Exercise aim
Do not copy the pictures; transcribe all other material exactly.

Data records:

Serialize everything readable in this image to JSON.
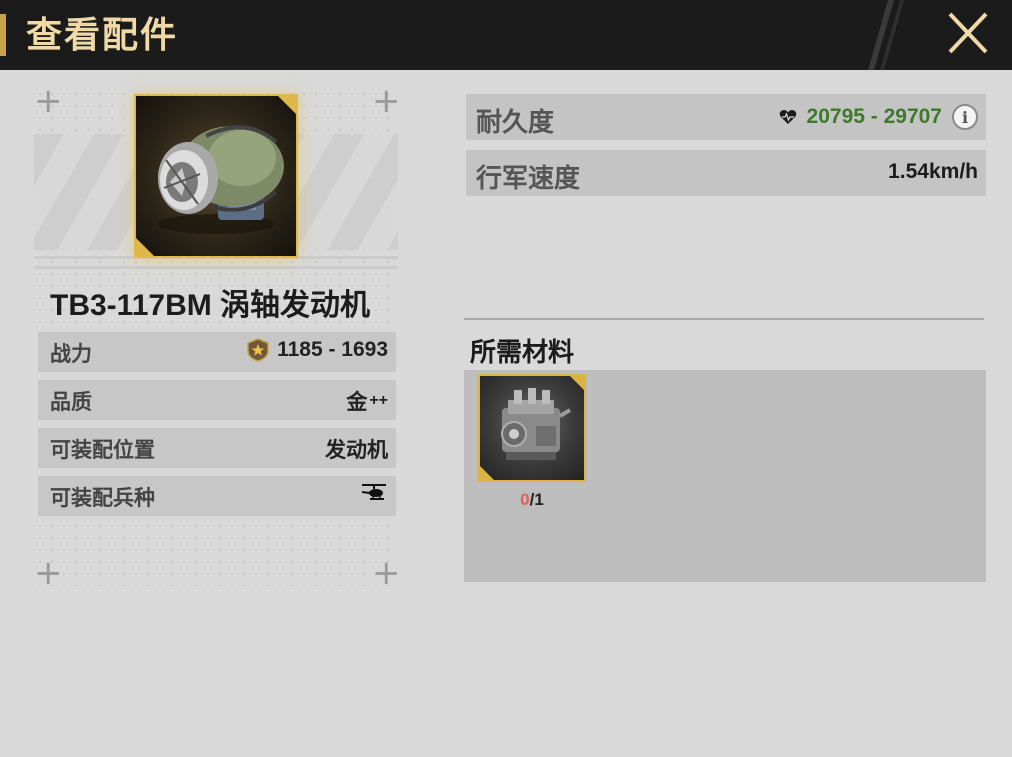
{
  "header": {
    "title": "查看配件",
    "close_icon": "close-icon",
    "accent_color": "#c7a24a"
  },
  "item": {
    "name": "TB3-117BM 涡轴发动机",
    "icon": "turboshaft-engine-image",
    "rarity_color": "#e0b84a"
  },
  "stats": [
    {
      "label": "战力",
      "value": "1185 - 1693",
      "icon": "power-badge-icon"
    },
    {
      "label": "品质",
      "value": "金",
      "suffix": "++"
    },
    {
      "label": "可装配位置",
      "value": "发动机"
    },
    {
      "label": "可装配兵种",
      "icon": "helicopter-icon"
    }
  ],
  "attributes": [
    {
      "label": "耐久度",
      "value": "20795 - 29707",
      "icon": "heart-icon",
      "value_color": "#3d7a2a",
      "info_icon": "info-icon",
      "info_glyph": "i"
    },
    {
      "label": "行军速度",
      "value": "1.54km/h"
    }
  ],
  "materials": {
    "title": "所需材料",
    "items": [
      {
        "icon": "engine-block-image",
        "have": "0",
        "sep_need": "/1"
      }
    ]
  }
}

Response to the task
Serialize everything readable in this image to JSON.
{
  "header": {
    "title": "查看配件",
    "close_icon": "close-icon",
    "accent_color": "#c7a24a"
  },
  "item": {
    "name": "TB3-117BM 涡轴发动机",
    "icon": "turboshaft-engine-image",
    "rarity_color": "#e0b84a"
  },
  "stats": [
    {
      "label": "战力",
      "value": "1185 - 1693",
      "icon": "power-badge-icon"
    },
    {
      "label": "品质",
      "value": "金",
      "suffix": "++"
    },
    {
      "label": "可装配位置",
      "value": "发动机"
    },
    {
      "label": "可装配兵种",
      "icon": "helicopter-icon"
    }
  ],
  "attributes": [
    {
      "label": "耐久度",
      "value": "20795 - 29707",
      "icon": "heart-icon",
      "value_color": "#3d7a2a",
      "info_icon": "info-icon",
      "info_glyph": "i"
    },
    {
      "label": "行军速度",
      "value": "1.54km/h"
    }
  ],
  "materials": {
    "title": "所需材料",
    "items": [
      {
        "icon": "engine-block-image",
        "have": "0",
        "sep_need": "/1"
      }
    ]
  }
}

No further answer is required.